_Problem details_
Find each line holding "simulated" and copy it out.

═════ Data to process ═════

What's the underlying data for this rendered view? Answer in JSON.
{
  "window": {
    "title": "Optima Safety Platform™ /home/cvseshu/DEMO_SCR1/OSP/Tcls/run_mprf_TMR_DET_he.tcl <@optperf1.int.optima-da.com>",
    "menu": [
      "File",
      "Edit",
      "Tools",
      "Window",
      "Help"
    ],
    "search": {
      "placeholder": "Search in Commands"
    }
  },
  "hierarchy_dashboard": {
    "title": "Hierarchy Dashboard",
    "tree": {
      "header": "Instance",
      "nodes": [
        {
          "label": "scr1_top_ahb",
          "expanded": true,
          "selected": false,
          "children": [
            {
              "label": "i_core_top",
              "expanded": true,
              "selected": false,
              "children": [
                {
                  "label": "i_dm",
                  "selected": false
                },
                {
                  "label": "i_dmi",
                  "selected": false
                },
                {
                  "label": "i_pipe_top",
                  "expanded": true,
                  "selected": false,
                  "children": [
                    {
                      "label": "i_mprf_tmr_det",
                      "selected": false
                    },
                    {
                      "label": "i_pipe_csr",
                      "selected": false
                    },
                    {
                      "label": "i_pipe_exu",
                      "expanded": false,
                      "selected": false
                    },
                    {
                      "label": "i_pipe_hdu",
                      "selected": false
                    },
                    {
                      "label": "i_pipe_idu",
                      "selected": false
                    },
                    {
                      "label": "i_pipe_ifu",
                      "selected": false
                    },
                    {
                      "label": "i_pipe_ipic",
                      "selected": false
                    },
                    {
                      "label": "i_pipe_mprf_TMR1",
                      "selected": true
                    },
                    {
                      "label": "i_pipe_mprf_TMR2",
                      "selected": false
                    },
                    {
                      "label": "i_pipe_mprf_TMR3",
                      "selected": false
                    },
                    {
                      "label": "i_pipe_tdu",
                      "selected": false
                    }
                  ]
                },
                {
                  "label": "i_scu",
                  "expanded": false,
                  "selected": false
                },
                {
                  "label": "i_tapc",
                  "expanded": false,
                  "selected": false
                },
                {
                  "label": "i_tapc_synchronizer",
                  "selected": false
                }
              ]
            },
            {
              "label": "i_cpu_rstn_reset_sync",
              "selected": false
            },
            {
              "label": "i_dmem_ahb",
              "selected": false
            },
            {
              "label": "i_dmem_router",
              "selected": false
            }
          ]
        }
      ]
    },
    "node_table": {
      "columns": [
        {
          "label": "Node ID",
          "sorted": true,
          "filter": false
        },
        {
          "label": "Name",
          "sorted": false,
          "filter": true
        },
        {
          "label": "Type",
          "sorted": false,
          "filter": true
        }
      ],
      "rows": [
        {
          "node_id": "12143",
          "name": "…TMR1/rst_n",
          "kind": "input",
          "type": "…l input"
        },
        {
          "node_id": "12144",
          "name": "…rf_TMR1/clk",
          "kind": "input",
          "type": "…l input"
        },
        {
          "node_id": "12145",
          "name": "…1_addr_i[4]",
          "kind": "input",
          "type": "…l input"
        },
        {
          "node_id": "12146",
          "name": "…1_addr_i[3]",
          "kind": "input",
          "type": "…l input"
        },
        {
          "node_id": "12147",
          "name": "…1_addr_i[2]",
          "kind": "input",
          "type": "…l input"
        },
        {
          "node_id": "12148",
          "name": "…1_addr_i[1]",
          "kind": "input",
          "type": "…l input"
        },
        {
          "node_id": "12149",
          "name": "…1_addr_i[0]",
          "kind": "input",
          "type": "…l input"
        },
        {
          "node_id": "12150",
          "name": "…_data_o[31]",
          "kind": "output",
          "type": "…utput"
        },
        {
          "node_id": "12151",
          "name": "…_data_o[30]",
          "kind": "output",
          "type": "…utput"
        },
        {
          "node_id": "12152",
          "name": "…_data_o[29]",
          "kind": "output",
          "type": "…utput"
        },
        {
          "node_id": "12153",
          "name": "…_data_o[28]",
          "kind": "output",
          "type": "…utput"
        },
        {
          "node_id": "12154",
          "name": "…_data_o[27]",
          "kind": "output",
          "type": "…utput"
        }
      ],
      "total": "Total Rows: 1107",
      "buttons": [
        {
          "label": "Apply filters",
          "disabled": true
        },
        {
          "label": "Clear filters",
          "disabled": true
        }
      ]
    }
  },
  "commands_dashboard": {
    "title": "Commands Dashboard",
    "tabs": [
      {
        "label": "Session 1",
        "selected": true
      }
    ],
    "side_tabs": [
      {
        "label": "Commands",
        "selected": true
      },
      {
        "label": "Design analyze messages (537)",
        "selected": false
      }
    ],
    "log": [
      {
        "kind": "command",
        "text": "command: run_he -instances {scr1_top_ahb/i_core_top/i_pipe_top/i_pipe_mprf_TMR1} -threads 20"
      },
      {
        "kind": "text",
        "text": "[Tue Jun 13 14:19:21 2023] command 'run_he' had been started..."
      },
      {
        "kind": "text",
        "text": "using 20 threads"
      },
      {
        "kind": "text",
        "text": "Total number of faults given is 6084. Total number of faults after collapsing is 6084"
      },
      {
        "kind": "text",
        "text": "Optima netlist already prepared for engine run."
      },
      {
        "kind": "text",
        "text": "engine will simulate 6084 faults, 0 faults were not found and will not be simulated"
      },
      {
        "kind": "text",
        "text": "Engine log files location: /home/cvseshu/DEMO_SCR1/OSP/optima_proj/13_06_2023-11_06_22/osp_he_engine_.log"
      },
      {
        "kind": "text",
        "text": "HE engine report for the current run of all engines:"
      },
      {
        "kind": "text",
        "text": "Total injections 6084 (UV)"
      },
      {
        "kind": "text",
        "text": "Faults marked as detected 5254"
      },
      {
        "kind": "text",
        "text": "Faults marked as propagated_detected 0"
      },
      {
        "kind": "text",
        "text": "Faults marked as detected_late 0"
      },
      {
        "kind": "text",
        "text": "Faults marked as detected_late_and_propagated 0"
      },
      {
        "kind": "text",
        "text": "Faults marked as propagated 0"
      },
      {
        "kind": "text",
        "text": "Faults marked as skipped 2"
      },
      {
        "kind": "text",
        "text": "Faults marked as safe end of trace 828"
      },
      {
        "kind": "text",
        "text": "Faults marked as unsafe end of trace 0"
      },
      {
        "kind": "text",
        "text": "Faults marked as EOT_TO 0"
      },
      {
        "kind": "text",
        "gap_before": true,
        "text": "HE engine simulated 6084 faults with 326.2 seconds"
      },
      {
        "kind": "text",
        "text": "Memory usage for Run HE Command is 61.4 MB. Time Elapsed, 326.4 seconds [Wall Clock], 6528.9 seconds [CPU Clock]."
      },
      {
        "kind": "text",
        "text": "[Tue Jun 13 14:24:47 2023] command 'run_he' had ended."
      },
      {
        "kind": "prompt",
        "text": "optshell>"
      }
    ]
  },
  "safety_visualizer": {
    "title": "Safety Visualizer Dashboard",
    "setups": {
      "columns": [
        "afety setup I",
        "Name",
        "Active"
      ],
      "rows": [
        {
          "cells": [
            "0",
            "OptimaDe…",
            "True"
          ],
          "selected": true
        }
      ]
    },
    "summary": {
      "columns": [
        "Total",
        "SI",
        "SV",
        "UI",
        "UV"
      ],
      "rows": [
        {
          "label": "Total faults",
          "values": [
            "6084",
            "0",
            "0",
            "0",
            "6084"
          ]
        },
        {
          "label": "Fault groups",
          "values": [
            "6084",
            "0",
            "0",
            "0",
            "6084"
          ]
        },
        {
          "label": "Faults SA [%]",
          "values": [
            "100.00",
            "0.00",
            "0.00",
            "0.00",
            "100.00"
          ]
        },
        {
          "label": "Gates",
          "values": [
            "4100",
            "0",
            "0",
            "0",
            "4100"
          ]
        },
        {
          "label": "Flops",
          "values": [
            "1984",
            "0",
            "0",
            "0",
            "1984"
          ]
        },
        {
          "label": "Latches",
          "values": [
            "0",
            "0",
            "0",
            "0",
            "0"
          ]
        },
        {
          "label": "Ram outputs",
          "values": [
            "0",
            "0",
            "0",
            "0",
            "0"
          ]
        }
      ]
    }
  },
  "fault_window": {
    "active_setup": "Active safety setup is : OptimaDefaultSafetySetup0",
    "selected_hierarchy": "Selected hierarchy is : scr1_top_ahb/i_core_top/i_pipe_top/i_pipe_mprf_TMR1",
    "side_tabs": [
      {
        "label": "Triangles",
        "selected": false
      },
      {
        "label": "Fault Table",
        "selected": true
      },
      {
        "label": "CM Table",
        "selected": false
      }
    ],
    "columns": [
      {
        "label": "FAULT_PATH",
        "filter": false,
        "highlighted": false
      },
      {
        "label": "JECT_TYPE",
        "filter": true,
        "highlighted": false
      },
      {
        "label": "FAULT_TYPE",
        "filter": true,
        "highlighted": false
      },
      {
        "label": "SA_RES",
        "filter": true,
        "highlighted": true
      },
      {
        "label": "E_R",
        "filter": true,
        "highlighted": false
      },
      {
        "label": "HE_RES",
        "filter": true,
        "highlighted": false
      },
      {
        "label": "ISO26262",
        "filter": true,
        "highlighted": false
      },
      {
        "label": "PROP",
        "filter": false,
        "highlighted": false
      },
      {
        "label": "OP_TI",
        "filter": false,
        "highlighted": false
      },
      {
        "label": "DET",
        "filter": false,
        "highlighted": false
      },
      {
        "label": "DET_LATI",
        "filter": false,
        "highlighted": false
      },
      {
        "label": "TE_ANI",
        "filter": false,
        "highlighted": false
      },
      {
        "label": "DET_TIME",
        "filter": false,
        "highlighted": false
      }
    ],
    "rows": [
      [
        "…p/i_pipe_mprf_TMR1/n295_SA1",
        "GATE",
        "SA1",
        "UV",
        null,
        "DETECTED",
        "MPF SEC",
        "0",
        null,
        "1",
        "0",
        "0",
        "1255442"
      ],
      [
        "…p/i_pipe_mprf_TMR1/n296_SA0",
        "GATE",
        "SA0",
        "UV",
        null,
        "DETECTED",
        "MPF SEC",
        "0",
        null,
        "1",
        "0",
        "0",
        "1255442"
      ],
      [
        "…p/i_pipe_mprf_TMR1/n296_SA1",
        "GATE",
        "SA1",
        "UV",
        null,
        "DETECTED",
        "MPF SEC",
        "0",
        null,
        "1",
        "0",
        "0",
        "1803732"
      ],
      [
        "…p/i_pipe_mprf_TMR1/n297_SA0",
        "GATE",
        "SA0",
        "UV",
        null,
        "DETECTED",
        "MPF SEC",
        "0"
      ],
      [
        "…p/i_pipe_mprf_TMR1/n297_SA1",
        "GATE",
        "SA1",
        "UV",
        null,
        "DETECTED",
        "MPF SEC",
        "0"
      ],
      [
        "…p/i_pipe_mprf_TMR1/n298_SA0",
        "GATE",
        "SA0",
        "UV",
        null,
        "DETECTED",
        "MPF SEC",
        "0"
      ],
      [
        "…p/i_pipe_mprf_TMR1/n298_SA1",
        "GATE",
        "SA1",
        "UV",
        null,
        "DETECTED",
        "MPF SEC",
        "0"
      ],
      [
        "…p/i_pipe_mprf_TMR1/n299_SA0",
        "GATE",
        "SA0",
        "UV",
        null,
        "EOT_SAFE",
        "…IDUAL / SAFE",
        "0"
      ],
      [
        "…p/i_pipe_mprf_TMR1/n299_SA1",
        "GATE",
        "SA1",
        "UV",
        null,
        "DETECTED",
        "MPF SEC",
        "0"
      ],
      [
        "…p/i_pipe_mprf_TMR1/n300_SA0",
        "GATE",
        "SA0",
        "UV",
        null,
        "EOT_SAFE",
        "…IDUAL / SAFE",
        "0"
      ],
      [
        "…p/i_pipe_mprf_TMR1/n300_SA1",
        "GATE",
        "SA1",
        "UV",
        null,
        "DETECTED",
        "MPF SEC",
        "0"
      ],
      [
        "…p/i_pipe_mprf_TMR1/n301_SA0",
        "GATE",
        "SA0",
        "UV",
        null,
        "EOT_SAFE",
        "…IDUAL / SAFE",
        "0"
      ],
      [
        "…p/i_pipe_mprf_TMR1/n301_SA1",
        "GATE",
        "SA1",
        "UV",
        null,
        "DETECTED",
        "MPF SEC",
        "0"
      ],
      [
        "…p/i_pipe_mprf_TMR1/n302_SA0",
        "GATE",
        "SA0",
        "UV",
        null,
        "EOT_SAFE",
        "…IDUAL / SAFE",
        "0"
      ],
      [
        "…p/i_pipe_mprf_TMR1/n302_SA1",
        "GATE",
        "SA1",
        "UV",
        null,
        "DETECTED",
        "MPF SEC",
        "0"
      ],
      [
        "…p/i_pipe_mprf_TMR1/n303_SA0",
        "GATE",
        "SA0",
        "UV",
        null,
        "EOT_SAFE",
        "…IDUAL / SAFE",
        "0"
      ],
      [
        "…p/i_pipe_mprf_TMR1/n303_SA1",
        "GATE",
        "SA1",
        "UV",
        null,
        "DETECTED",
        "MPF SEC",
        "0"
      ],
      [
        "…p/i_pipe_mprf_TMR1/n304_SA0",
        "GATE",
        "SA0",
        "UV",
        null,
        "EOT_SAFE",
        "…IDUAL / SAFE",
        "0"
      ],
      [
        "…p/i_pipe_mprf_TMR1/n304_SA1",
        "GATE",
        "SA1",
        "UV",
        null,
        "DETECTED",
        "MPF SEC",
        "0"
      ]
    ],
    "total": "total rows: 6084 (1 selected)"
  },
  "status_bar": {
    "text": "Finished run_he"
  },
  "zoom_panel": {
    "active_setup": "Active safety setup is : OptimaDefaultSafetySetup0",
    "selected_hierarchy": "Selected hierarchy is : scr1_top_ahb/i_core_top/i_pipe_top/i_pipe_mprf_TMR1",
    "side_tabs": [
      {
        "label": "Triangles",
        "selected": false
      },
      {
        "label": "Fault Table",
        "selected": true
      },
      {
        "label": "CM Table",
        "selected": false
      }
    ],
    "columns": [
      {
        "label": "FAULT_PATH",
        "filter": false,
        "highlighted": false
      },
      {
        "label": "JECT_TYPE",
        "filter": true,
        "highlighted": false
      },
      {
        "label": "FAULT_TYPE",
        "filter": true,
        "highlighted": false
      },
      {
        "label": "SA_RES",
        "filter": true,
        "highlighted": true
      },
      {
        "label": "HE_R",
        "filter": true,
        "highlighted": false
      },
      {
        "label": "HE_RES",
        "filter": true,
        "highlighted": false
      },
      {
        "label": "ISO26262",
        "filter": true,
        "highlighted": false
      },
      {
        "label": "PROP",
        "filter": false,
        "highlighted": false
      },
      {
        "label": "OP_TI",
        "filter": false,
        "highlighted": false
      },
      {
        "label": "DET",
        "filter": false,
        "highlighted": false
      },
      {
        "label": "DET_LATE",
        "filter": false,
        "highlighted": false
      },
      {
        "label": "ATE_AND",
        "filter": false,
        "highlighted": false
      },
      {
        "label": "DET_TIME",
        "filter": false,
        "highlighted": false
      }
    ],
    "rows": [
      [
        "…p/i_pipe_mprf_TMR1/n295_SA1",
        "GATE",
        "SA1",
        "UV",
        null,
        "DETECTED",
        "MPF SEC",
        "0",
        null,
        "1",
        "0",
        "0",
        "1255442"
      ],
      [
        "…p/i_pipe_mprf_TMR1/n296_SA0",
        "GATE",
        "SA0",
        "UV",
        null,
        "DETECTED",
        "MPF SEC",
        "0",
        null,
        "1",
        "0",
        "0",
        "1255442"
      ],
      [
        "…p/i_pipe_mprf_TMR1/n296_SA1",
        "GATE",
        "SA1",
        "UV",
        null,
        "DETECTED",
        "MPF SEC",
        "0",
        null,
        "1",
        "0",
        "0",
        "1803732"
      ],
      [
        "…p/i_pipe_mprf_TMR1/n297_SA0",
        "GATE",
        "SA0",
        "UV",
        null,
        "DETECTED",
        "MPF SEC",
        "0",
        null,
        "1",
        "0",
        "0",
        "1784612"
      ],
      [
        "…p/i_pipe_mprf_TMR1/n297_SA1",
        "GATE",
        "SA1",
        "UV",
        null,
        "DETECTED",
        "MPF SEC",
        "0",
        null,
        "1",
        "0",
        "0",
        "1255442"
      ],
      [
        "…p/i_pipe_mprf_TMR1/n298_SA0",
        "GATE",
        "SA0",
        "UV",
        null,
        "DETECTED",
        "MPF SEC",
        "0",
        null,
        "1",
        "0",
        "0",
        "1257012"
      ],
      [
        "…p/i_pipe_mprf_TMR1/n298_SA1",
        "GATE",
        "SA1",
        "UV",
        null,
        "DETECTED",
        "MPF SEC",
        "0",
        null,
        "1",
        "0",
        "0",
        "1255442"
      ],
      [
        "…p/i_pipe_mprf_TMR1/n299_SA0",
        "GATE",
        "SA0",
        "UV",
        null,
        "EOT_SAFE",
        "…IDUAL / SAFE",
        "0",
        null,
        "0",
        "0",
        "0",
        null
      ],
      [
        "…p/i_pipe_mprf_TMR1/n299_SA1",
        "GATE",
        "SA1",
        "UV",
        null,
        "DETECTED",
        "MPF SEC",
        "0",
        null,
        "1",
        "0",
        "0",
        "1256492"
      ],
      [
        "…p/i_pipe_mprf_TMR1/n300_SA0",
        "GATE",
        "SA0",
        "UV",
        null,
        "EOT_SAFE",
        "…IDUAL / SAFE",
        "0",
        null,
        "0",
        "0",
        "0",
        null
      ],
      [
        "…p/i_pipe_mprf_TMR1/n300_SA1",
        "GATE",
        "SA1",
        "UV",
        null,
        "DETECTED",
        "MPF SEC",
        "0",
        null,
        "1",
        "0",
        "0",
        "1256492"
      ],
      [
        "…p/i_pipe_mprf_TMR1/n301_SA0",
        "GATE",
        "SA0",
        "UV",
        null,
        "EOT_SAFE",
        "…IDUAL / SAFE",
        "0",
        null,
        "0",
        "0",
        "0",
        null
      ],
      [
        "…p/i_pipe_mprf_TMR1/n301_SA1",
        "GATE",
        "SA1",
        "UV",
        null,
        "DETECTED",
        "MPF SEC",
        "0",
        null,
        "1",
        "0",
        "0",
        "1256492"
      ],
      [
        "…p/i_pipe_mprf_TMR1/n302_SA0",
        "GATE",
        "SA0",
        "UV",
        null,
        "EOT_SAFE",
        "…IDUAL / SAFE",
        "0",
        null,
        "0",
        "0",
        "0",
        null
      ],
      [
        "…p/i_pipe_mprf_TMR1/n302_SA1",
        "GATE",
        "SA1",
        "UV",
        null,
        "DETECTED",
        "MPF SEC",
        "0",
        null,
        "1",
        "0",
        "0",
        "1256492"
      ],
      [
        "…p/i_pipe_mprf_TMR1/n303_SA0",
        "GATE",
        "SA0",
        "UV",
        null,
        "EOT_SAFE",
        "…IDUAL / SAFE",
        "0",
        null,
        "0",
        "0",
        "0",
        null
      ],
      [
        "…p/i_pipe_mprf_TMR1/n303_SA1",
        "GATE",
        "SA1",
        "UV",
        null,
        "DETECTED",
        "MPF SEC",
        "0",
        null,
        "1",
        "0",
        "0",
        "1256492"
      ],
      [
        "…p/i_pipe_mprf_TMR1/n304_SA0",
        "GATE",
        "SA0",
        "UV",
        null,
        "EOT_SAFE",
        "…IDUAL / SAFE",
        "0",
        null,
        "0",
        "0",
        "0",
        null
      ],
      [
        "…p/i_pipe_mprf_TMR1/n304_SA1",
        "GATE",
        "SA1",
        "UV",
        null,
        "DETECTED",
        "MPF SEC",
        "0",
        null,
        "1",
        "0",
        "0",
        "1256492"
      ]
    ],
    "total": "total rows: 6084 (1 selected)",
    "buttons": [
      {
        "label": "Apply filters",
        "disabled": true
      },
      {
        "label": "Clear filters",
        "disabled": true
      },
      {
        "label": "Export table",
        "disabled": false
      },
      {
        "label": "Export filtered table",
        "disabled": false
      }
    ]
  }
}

═════

_Reply_
        "text": "engine will simulate 6084 faults, 0 faults were not found and will not be simulated"
        "text": "HE engine simulated 6084 faults with 326.2 seconds"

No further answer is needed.